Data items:
** start **

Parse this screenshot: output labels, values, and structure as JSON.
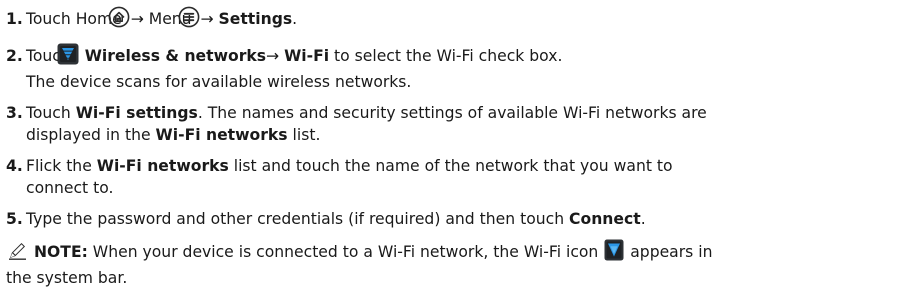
{
  "steps": [
    {
      "num": "1.",
      "t1": "Touch Home ",
      "t2": "→ Menu ",
      "t3": "→ ",
      "b1": "Settings",
      "t4": "."
    },
    {
      "num": "2.",
      "t1": "Touch ",
      "b1": "Wireless & networks",
      "t2": "→ ",
      "b2": "Wi-Fi",
      "t3": " to select the Wi-Fi check box.",
      "line2": "The device scans for available wireless networks."
    },
    {
      "num": "3.",
      "t1": "Touch ",
      "b1": "Wi-Fi settings",
      "t2": ". The names and security settings of available Wi-Fi networks are",
      "t3": "displayed in the ",
      "b2": "Wi-Fi networks",
      "t4": " list."
    },
    {
      "num": "4.",
      "t1": "Flick the ",
      "b1": "Wi-Fi networks",
      "t2": " list and touch the name of the network that you want to",
      "t3": "connect to."
    },
    {
      "num": "5.",
      "t1": "Type the password and other credentials (if required) and then touch ",
      "b1": "Connect",
      "t2": "."
    }
  ],
  "note": {
    "label": "NOTE:",
    "t1": " When your device is connected to a Wi-Fi network, the Wi-Fi icon ",
    "t2": " appears in",
    "t3": "the system bar."
  },
  "icons": {
    "home": "home-icon",
    "menu": "menu-icon",
    "wireless": "wireless-networks-icon",
    "wifi": "wifi-icon",
    "note": "pencil-icon"
  },
  "colors": {
    "text": "#1a1a1a",
    "icon_blue": "#1e88d4",
    "icon_dark": "#2b2b2b"
  }
}
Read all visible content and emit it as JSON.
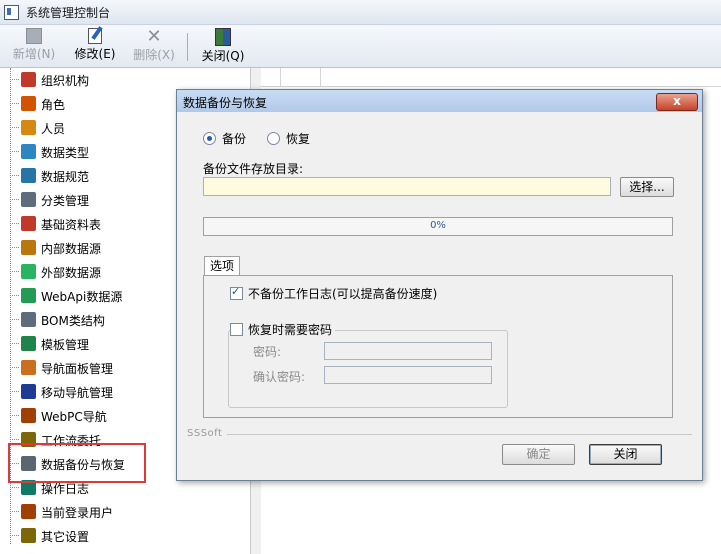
{
  "window": {
    "title": "系统管理控制台"
  },
  "toolbar": {
    "buttons": [
      {
        "label": "新增(N)",
        "icon": "new-icon",
        "enabled": false
      },
      {
        "label": "修改(E)",
        "icon": "edit-icon",
        "enabled": true
      },
      {
        "label": "删除(X)",
        "icon": "delete-icon",
        "enabled": false
      },
      {
        "label": "关闭(Q)",
        "icon": "close-door-icon",
        "enabled": true
      }
    ]
  },
  "tree": {
    "items": [
      {
        "label": "组织机构",
        "icon": "organization-icon",
        "color": "#c0392b"
      },
      {
        "label": "角色",
        "icon": "role-icon",
        "color": "#d35400"
      },
      {
        "label": "人员",
        "icon": "person-icon",
        "color": "#d68910"
      },
      {
        "label": "数据类型",
        "icon": "data-type-icon",
        "color": "#2e86c1"
      },
      {
        "label": "数据规范",
        "icon": "data-spec-icon",
        "color": "#2874a6"
      },
      {
        "label": "分类管理",
        "icon": "category-icon",
        "color": "#5d6d7e"
      },
      {
        "label": "基础资料表",
        "icon": "base-table-icon",
        "color": "#c0392b"
      },
      {
        "label": "内部数据源",
        "icon": "internal-source-icon",
        "color": "#b9770e"
      },
      {
        "label": "外部数据源",
        "icon": "external-source-icon",
        "color": "#28b463"
      },
      {
        "label": "WebApi数据源",
        "icon": "webapi-icon",
        "color": "#239b56"
      },
      {
        "label": "BOM类结构",
        "icon": "bom-icon",
        "color": "#5d6d7e"
      },
      {
        "label": "模板管理",
        "icon": "template-icon",
        "color": "#1e8449"
      },
      {
        "label": "导航面板管理",
        "icon": "nav-panel-icon",
        "color": "#ca6f1e"
      },
      {
        "label": "移动导航管理",
        "icon": "mobile-nav-icon",
        "color": "#1f3a93"
      },
      {
        "label": "WebPC导航",
        "icon": "webpc-icon",
        "color": "#a04000"
      },
      {
        "label": "工作流委托",
        "icon": "workflow-icon",
        "color": "#7d6608"
      },
      {
        "label": "数据备份与恢复",
        "icon": "backup-icon",
        "color": "#5b6770"
      },
      {
        "label": "操作日志",
        "icon": "log-icon",
        "color": "#117a65"
      },
      {
        "label": "当前登录用户",
        "icon": "current-user-icon",
        "color": "#a04000"
      },
      {
        "label": "其它设置",
        "icon": "other-settings-icon",
        "color": "#7d6608"
      }
    ],
    "selected": "数据备份与恢复"
  },
  "dialog": {
    "title": "数据备份与恢复",
    "close_label": "x",
    "modes": [
      {
        "label": "备份",
        "checked": true
      },
      {
        "label": "恢复",
        "checked": false
      }
    ],
    "dir_label": "备份文件存放目录:",
    "dir_value": "",
    "choose_label": "选择...",
    "progress": {
      "text": "0%",
      "value": 0
    },
    "options_tab": "选项",
    "options": {
      "skip_log_label": "不备份工作日志(可以提高备份速度)",
      "skip_log_checked": true,
      "need_password_label": "恢复时需要密码",
      "need_password_checked": false,
      "password_label": "密码:",
      "confirm_password_label": "确认密码:"
    },
    "brand": "SSSoft",
    "ok_label": "确定",
    "close_button_label": "关闭"
  },
  "colors": {
    "highlight": "#e0393b",
    "input_bg": "#fefbdf"
  }
}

** end **

_TASK OBJECTIVE_
Gather up, from the records above, each line where the word "device" appears.

_RESPONSE TO THE EXERCISE_
      "line2": "The device scans for available wireless networks."
    "t1": " When your device is connected to a Wi-Fi network, the Wi-Fi icon ",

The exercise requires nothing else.